— START OF Entries —

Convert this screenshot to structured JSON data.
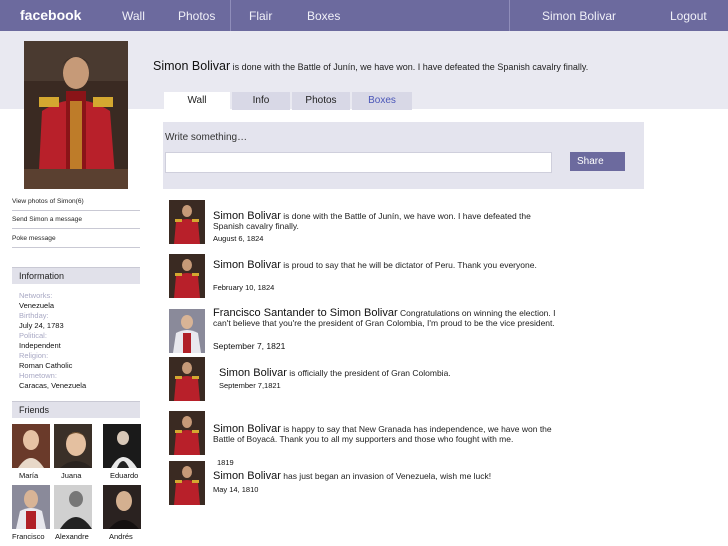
{
  "topbar": {
    "logo": "facebook",
    "nav": [
      "Wall",
      "Photos",
      "Flair",
      "Boxes"
    ],
    "user": "Simon Bolivar",
    "logout": "Logout"
  },
  "profile": {
    "name": "Simon Bolivar",
    "status": "is done with the Battle of Junín, we have won. I have defeated the Spanish cavalry finally."
  },
  "tabs": [
    "Wall",
    "Info",
    "Photos",
    "Boxes"
  ],
  "publisher": {
    "prompt": "Write something…",
    "share_label": "Share"
  },
  "sidebar": {
    "links": [
      "View photos of Simon(6)",
      "Send Simon a message",
      "Poke message"
    ],
    "information_header": "Information",
    "info": [
      {
        "label": "Networks:",
        "value": "Venezuela"
      },
      {
        "label": "Birthday:",
        "value": "July 24, 1783"
      },
      {
        "label": "Political:",
        "value": "Independent"
      },
      {
        "label": "Religion:",
        "value": "Roman Catholic"
      },
      {
        "label": "Hometown:",
        "value": "Caracas, Venezuela"
      }
    ],
    "friends_header": "Friends",
    "friends": [
      "María",
      "Juana",
      "Eduardo",
      "Francisco",
      "Alexandre",
      "Andrés"
    ]
  },
  "posts": [
    {
      "author": "Simon Bolivar",
      "text": "is done with the Battle of Junín, we have won. I have defeated the Spanish cavalry finally.",
      "date": "August 6, 1824"
    },
    {
      "author": "Simon Bolivar",
      "text": "is proud to say that he will be dictator of Peru. Thank you everyone.",
      "date": "February 10, 1824"
    },
    {
      "author": "Francisco Santander to Simon Bolivar",
      "text": "Congratulations on winning the election. I can't believe that you're the president of Gran Colombia, I'm proud to be the vice president.",
      "date": "September 7, 1821"
    },
    {
      "author": "Simon Bolivar",
      "text": "is officially the president of Gran Colombia.",
      "date": "September 7,1821"
    },
    {
      "author": "Simon Bolivar",
      "text": "is happy to say that New Granada has independence, we have won the Battle of Boyacá. Thank you to all my supporters and those who fought with me.",
      "date": "1819"
    },
    {
      "author": "Simon Bolivar",
      "text": "has just began an invasion of Venezuela, wish me luck!",
      "date": "May 14, 1810"
    }
  ]
}
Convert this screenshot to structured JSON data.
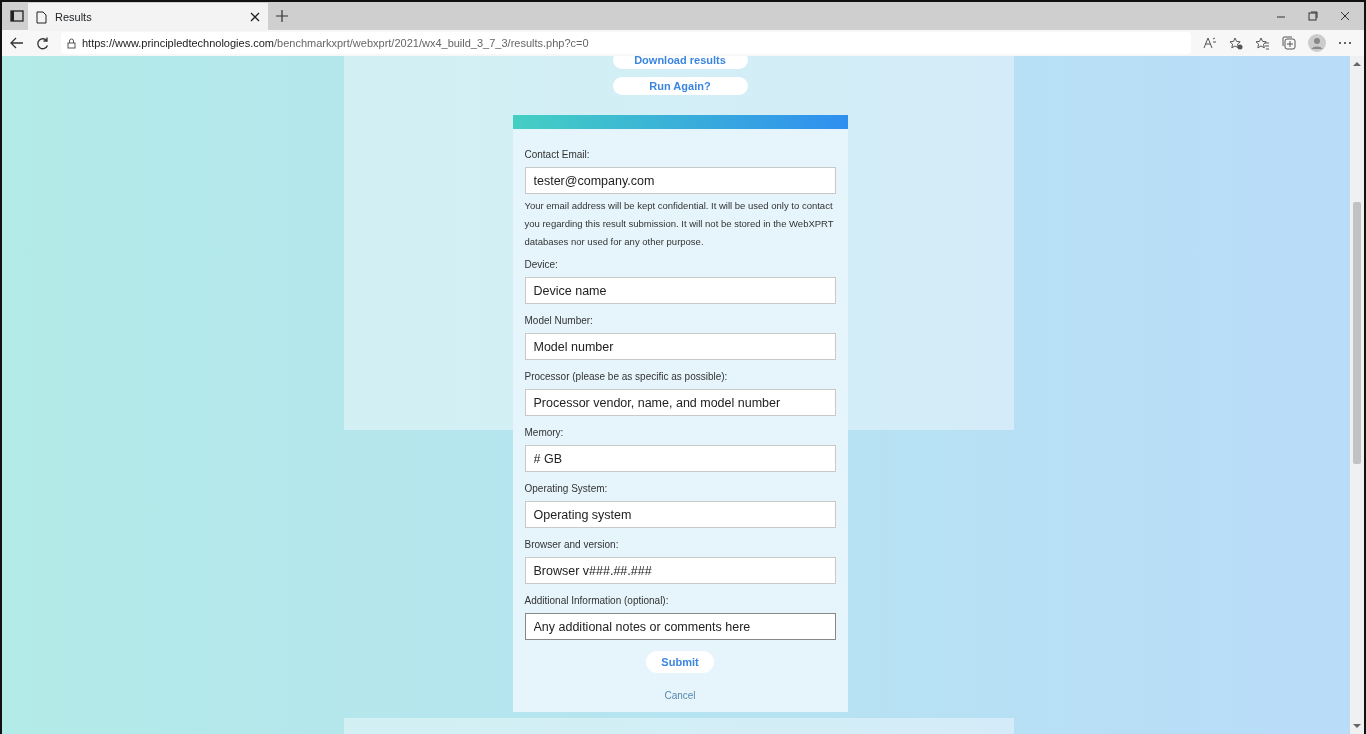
{
  "browser": {
    "tab_title": "Results",
    "url_host": "https://www.principledtechnologies.com",
    "url_path": "/benchmarkxprt/webxprt/2021/wx4_build_3_7_3/results.php?c=0"
  },
  "top_buttons": [
    "Download results",
    "Run Again?"
  ],
  "form": {
    "fields": [
      {
        "kind": "input",
        "label": "Contact Email:",
        "value": "tester@company.com",
        "focused": false
      },
      {
        "kind": "note",
        "text": "Your email address will be kept confidential. It will be used only to contact you regarding this result submission. It will not be stored in the WebXPRT databases nor used for any other purpose."
      },
      {
        "kind": "input",
        "label": "Device:",
        "value": "Device name",
        "focused": false
      },
      {
        "kind": "input",
        "label": "Model Number:",
        "value": "Model number",
        "focused": false
      },
      {
        "kind": "input",
        "label": "Processor (please be as specific as possible):",
        "value": "Processor vendor, name, and model number",
        "focused": false
      },
      {
        "kind": "input",
        "label": "Memory:",
        "value": "# GB",
        "focused": false
      },
      {
        "kind": "input",
        "label": "Operating System:",
        "value": "Operating system",
        "focused": false
      },
      {
        "kind": "input",
        "label": "Browser and version:",
        "value": "Browser v###.##.###",
        "focused": false
      },
      {
        "kind": "input",
        "label": "Additional Information (optional):",
        "value": "Any additional notes or comments here",
        "focused": true
      }
    ],
    "submit": "Submit",
    "cancel": "Cancel"
  }
}
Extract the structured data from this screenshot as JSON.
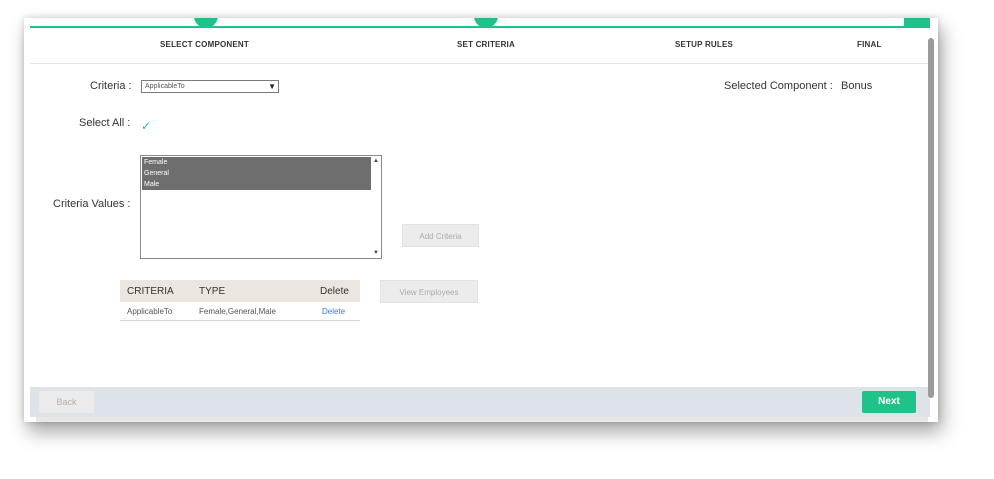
{
  "wizard": {
    "steps": [
      {
        "label": "SELECT COMPONENT"
      },
      {
        "label": "SET CRITERIA"
      },
      {
        "label": "SETUP RULES"
      },
      {
        "label": "FINAL"
      }
    ],
    "accent_color": "#1fc38a"
  },
  "form": {
    "criteria_label": "Criteria :",
    "criteria_value": "ApplicableTo",
    "select_all_label": "Select All :",
    "select_all_checked": true,
    "criteria_values_label": "Criteria Values :",
    "criteria_options": [
      "Female",
      "General",
      "Male"
    ],
    "add_criteria_label": "Add Criteria",
    "view_employees_label": "View Employees",
    "selected_component_label": "Selected Component :",
    "selected_component_value": "Bonus"
  },
  "criteria_table": {
    "headers": [
      "CRITERIA",
      "TYPE",
      "Delete"
    ],
    "rows": [
      {
        "criteria": "ApplicableTo",
        "type": "Female,General,Male",
        "action": "Delete"
      }
    ]
  },
  "footer": {
    "back_label": "Back",
    "next_label": "Next"
  }
}
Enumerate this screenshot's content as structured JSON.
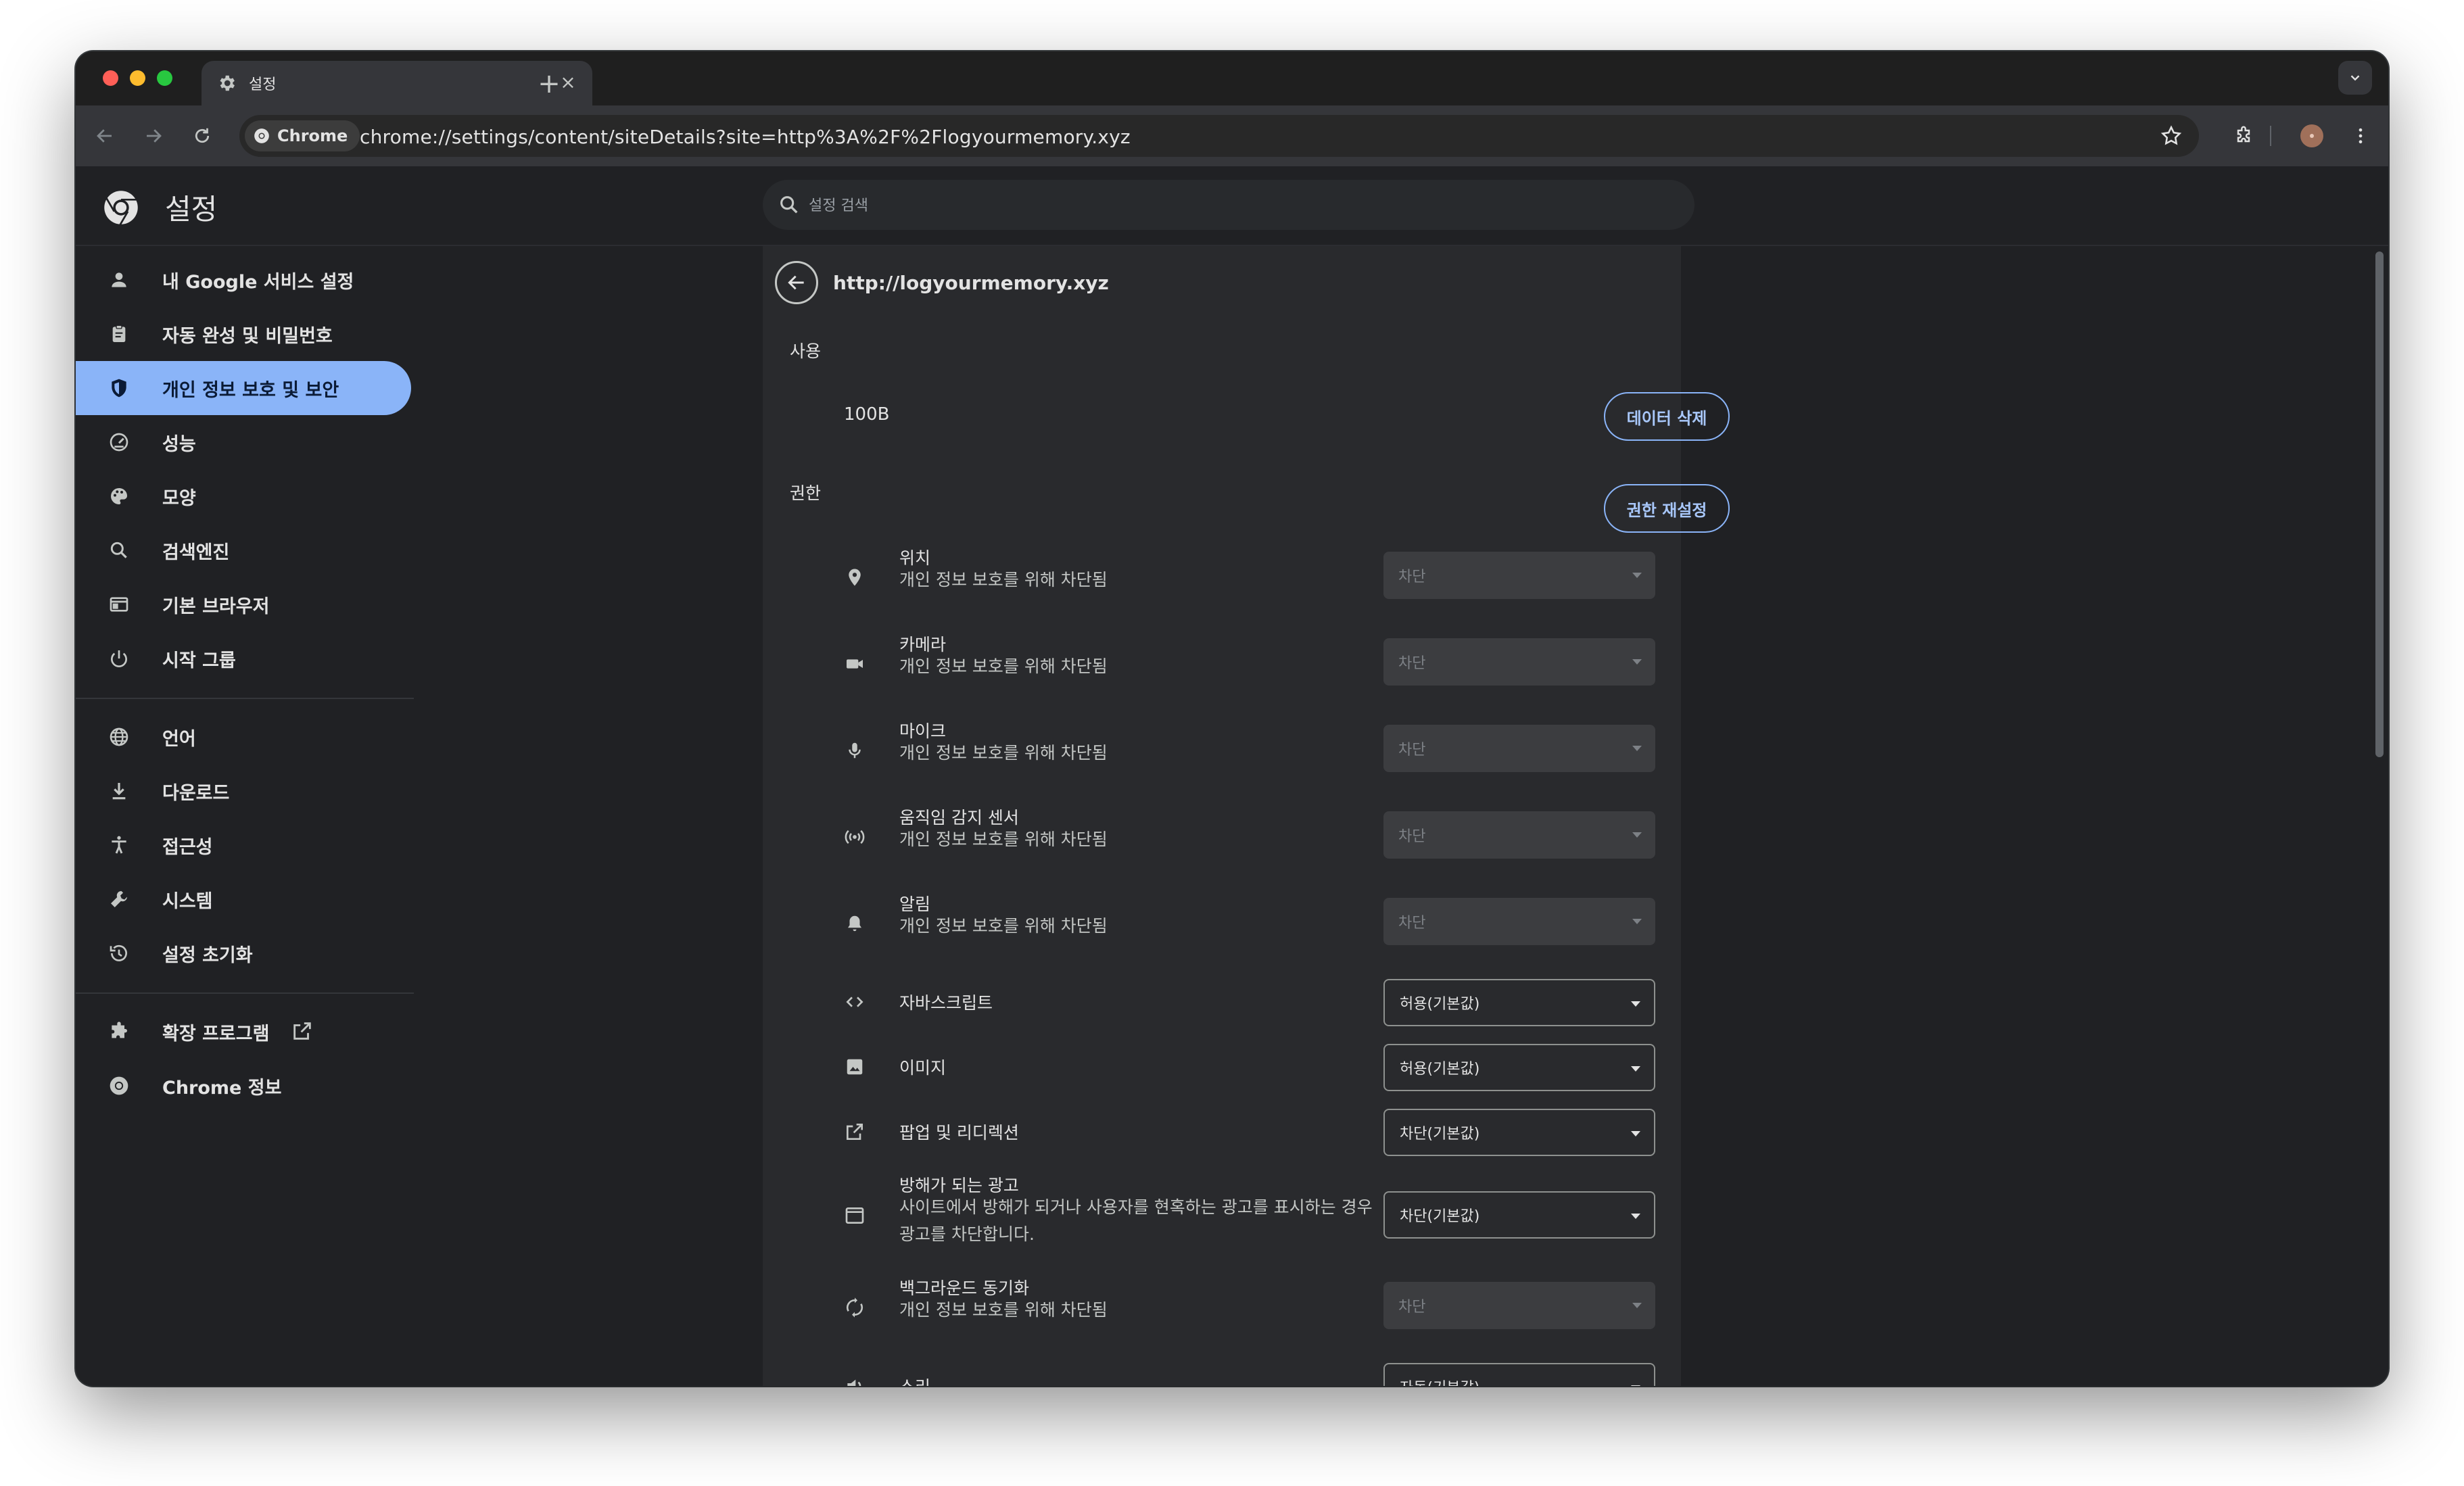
{
  "browser": {
    "tab_title": "설정",
    "chip_label": "Chrome",
    "url": "chrome://settings/content/siteDetails?site=http%3A%2F%2Flogyourmemory.xyz",
    "traffic_light_colors": [
      "#ff5f57",
      "#febc2e",
      "#28c840"
    ]
  },
  "header": {
    "title": "설정",
    "search_placeholder": "설정 검색"
  },
  "sidebar": {
    "items": [
      {
        "label": "내 Google 서비스 설정",
        "icon": "person-icon"
      },
      {
        "label": "자동 완성 및 비밀번호",
        "icon": "clipboard-icon"
      },
      {
        "label": "개인 정보 보호 및 보안",
        "icon": "shield-icon",
        "active": true
      },
      {
        "label": "성능",
        "icon": "speedometer-icon"
      },
      {
        "label": "모양",
        "icon": "palette-icon"
      },
      {
        "label": "검색엔진",
        "icon": "search-icon"
      },
      {
        "label": "기본 브라우저",
        "icon": "browser-icon"
      },
      {
        "label": "시작 그룹",
        "icon": "power-icon"
      },
      {
        "label": "언어",
        "icon": "globe-icon"
      },
      {
        "label": "다운로드",
        "icon": "download-icon"
      },
      {
        "label": "접근성",
        "icon": "accessibility-icon"
      },
      {
        "label": "시스템",
        "icon": "wrench-icon"
      },
      {
        "label": "설정 초기화",
        "icon": "history-icon"
      },
      {
        "label": "확장 프로그램",
        "icon": "puzzle-icon"
      },
      {
        "label": "Chrome 정보",
        "icon": "chrome-icon"
      }
    ]
  },
  "site": {
    "origin": "http://logyourmemory.xyz",
    "usage_label": "사용",
    "usage_value": "100B",
    "clear_data_label": "데이터 삭제",
    "permissions_label": "권한",
    "reset_permissions_label": "권한 재설정"
  },
  "permissions": [
    {
      "title": "위치",
      "subtitle": "개인 정보 보호를 위해 차단됨",
      "value": "차단",
      "disabled": true,
      "icon": "location-pin-icon"
    },
    {
      "title": "카메라",
      "subtitle": "개인 정보 보호를 위해 차단됨",
      "value": "차단",
      "disabled": true,
      "icon": "camera-icon"
    },
    {
      "title": "마이크",
      "subtitle": "개인 정보 보호를 위해 차단됨",
      "value": "차단",
      "disabled": true,
      "icon": "microphone-icon"
    },
    {
      "title": "움직임 감지 센서",
      "subtitle": "개인 정보 보호를 위해 차단됨",
      "value": "차단",
      "disabled": true,
      "icon": "sensors-icon"
    },
    {
      "title": "알림",
      "subtitle": "개인 정보 보호를 위해 차단됨",
      "value": "차단",
      "disabled": true,
      "icon": "bell-icon"
    },
    {
      "title": "자바스크립트",
      "subtitle": "",
      "value": "허용(기본값)",
      "disabled": false,
      "icon": "code-icon"
    },
    {
      "title": "이미지",
      "subtitle": "",
      "value": "허용(기본값)",
      "disabled": false,
      "icon": "image-icon"
    },
    {
      "title": "팝업 및 리디렉션",
      "subtitle": "",
      "value": "차단(기본값)",
      "disabled": false,
      "icon": "open-in-new-icon"
    },
    {
      "title": "방해가 되는 광고",
      "subtitle_lines": [
        "사이트에서 방해가 되거나 사용자를 현혹하는 광고를 표시하는 경우",
        "광고를 차단합니다."
      ],
      "value": "차단(기본값)",
      "disabled": false,
      "icon": "ads-icon"
    },
    {
      "title": "백그라운드 동기화",
      "subtitle": "개인 정보 보호를 위해 차단됨",
      "value": "차단",
      "disabled": true,
      "icon": "sync-icon"
    },
    {
      "title": "소리",
      "subtitle": "",
      "value": "자동(기본값)",
      "disabled": false,
      "icon": "speaker-icon"
    }
  ]
}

— END OF Entries —

State how many lines of the listing include "text", and nothing more.

In response →
7